#### [Problem description]
Copy out every one of the rows below word for word, keeping each on its own line.

[start Input material]

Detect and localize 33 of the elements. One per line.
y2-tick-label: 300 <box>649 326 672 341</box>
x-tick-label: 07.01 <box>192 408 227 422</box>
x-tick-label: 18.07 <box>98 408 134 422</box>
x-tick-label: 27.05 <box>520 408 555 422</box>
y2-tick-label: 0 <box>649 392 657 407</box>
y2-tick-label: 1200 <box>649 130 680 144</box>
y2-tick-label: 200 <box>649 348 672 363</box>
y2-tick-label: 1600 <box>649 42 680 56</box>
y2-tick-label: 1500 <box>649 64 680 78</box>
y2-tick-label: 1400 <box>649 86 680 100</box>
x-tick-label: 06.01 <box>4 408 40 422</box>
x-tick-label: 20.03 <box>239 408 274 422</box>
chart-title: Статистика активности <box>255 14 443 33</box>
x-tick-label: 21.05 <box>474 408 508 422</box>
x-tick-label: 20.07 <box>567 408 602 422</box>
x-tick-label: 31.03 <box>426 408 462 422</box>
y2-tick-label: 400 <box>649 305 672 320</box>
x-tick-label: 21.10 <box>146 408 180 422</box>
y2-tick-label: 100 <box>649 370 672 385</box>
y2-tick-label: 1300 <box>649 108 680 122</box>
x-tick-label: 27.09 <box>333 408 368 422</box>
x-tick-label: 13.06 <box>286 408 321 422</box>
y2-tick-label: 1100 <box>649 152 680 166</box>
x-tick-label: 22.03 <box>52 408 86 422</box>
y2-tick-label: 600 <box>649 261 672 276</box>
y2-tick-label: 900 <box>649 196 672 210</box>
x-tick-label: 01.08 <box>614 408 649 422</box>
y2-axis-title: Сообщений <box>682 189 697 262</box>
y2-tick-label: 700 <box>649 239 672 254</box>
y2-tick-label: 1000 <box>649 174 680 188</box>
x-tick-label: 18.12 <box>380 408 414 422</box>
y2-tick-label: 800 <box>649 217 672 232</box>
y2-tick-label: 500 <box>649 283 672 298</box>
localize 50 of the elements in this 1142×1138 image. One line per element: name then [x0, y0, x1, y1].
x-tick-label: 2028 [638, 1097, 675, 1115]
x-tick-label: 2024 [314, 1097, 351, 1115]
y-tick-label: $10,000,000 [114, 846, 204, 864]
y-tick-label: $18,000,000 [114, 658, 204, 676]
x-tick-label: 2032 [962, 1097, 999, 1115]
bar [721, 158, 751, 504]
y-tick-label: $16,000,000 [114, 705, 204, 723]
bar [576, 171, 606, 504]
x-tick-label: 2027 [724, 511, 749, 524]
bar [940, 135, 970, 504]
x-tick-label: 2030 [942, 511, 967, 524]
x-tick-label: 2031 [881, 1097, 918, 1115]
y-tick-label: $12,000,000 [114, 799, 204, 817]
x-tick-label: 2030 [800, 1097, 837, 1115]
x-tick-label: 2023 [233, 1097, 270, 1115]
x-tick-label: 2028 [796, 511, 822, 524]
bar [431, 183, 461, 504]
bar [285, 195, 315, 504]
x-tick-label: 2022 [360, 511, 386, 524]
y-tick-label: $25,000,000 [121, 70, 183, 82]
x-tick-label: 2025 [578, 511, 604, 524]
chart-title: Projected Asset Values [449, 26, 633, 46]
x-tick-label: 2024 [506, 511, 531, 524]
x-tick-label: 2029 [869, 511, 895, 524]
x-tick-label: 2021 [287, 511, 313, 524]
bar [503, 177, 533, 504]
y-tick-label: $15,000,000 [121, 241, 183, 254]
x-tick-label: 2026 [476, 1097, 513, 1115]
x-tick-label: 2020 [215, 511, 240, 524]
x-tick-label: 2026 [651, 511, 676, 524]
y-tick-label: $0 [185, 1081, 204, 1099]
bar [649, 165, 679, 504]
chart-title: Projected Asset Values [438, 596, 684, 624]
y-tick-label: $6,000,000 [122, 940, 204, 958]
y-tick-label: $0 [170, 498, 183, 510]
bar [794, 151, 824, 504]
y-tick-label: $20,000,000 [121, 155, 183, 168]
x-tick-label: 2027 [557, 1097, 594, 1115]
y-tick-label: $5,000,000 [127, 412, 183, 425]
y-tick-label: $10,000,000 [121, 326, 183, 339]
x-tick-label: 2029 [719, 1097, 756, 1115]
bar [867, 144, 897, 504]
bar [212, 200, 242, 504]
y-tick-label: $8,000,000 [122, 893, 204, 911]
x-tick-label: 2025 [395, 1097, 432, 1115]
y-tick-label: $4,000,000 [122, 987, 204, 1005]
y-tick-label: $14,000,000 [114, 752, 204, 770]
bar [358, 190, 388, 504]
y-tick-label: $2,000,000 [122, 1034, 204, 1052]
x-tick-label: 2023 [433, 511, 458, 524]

[end Input material]

#### [Task result]
Detect and localize 33 of the elements. One per line.
y2-tick-label: 300 <box>649 326 672 341</box>
x-tick-label: 07.01 <box>192 408 227 422</box>
x-tick-label: 18.07 <box>98 408 134 422</box>
x-tick-label: 27.05 <box>520 408 555 422</box>
y2-tick-label: 0 <box>649 392 657 407</box>
y2-tick-label: 1200 <box>649 130 680 144</box>
y2-tick-label: 200 <box>649 348 672 363</box>
y2-tick-label: 1600 <box>649 42 680 56</box>
y2-tick-label: 1500 <box>649 64 680 78</box>
y2-tick-label: 1400 <box>649 86 680 100</box>
x-tick-label: 06.01 <box>4 408 40 422</box>
x-tick-label: 20.03 <box>239 408 274 422</box>
chart-title: Статистика активности <box>255 14 443 33</box>
x-tick-label: 21.05 <box>474 408 508 422</box>
x-tick-label: 20.07 <box>567 408 602 422</box>
x-tick-label: 31.03 <box>426 408 462 422</box>
y2-tick-label: 400 <box>649 305 672 320</box>
x-tick-label: 21.10 <box>146 408 180 422</box>
y2-tick-label: 100 <box>649 370 672 385</box>
y2-tick-label: 1300 <box>649 108 680 122</box>
x-tick-label: 27.09 <box>333 408 368 422</box>
x-tick-label: 13.06 <box>286 408 321 422</box>
y2-tick-label: 1100 <box>649 152 680 166</box>
x-tick-label: 22.03 <box>52 408 86 422</box>
y2-tick-label: 600 <box>649 261 672 276</box>
y2-tick-label: 900 <box>649 196 672 210</box>
x-tick-label: 01.08 <box>614 408 649 422</box>
y2-axis-title: Сообщений <box>682 189 697 262</box>
y2-tick-label: 700 <box>649 239 672 254</box>
y2-tick-label: 1000 <box>649 174 680 188</box>
x-tick-label: 18.12 <box>380 408 414 422</box>
y2-tick-label: 800 <box>649 217 672 232</box>
y2-tick-label: 500 <box>649 283 672 298</box>
localize 50 of the elements in this 1142×1138 image. One line per element: name then [x0, y0, x1, y1].
x-tick-label: 2028 [638, 1097, 675, 1115]
x-tick-label: 2024 [314, 1097, 351, 1115]
y-tick-label: $10,000,000 [114, 846, 204, 864]
y-tick-label: $18,000,000 [114, 658, 204, 676]
x-tick-label: 2032 [962, 1097, 999, 1115]
bar [721, 158, 751, 504]
y-tick-label: $16,000,000 [114, 705, 204, 723]
bar [576, 171, 606, 504]
x-tick-label: 2027 [724, 511, 749, 524]
bar [940, 135, 970, 504]
x-tick-label: 2030 [942, 511, 967, 524]
x-tick-label: 2031 [881, 1097, 918, 1115]
y-tick-label: $12,000,000 [114, 799, 204, 817]
x-tick-label: 2030 [800, 1097, 837, 1115]
x-tick-label: 2023 [233, 1097, 270, 1115]
x-tick-label: 2028 [796, 511, 822, 524]
bar [431, 183, 461, 504]
bar [285, 195, 315, 504]
x-tick-label: 2022 [360, 511, 386, 524]
y-tick-label: $25,000,000 [121, 70, 183, 82]
x-tick-label: 2025 [578, 511, 604, 524]
chart-title: Projected Asset Values [449, 26, 633, 46]
x-tick-label: 2024 [506, 511, 531, 524]
x-tick-label: 2029 [869, 511, 895, 524]
x-tick-label: 2021 [287, 511, 313, 524]
bar [503, 177, 533, 504]
y-tick-label: $15,000,000 [121, 241, 183, 254]
x-tick-label: 2026 [476, 1097, 513, 1115]
x-tick-label: 2020 [215, 511, 240, 524]
x-tick-label: 2026 [651, 511, 676, 524]
y-tick-label: $0 [185, 1081, 204, 1099]
bar [649, 165, 679, 504]
chart-title: Projected Asset Values [438, 596, 684, 624]
y-tick-label: $6,000,000 [122, 940, 204, 958]
y-tick-label: $0 [170, 498, 183, 510]
bar [794, 151, 824, 504]
y-tick-label: $20,000,000 [121, 155, 183, 168]
x-tick-label: 2027 [557, 1097, 594, 1115]
y-tick-label: $5,000,000 [127, 412, 183, 425]
y-tick-label: $10,000,000 [121, 326, 183, 339]
x-tick-label: 2029 [719, 1097, 756, 1115]
bar [867, 144, 897, 504]
bar [212, 200, 242, 504]
y-tick-label: $8,000,000 [122, 893, 204, 911]
x-tick-label: 2025 [395, 1097, 432, 1115]
y-tick-label: $4,000,000 [122, 987, 204, 1005]
y-tick-label: $14,000,000 [114, 752, 204, 770]
bar [358, 190, 388, 504]
y-tick-label: $2,000,000 [122, 1034, 204, 1052]
x-tick-label: 2023 [433, 511, 458, 524]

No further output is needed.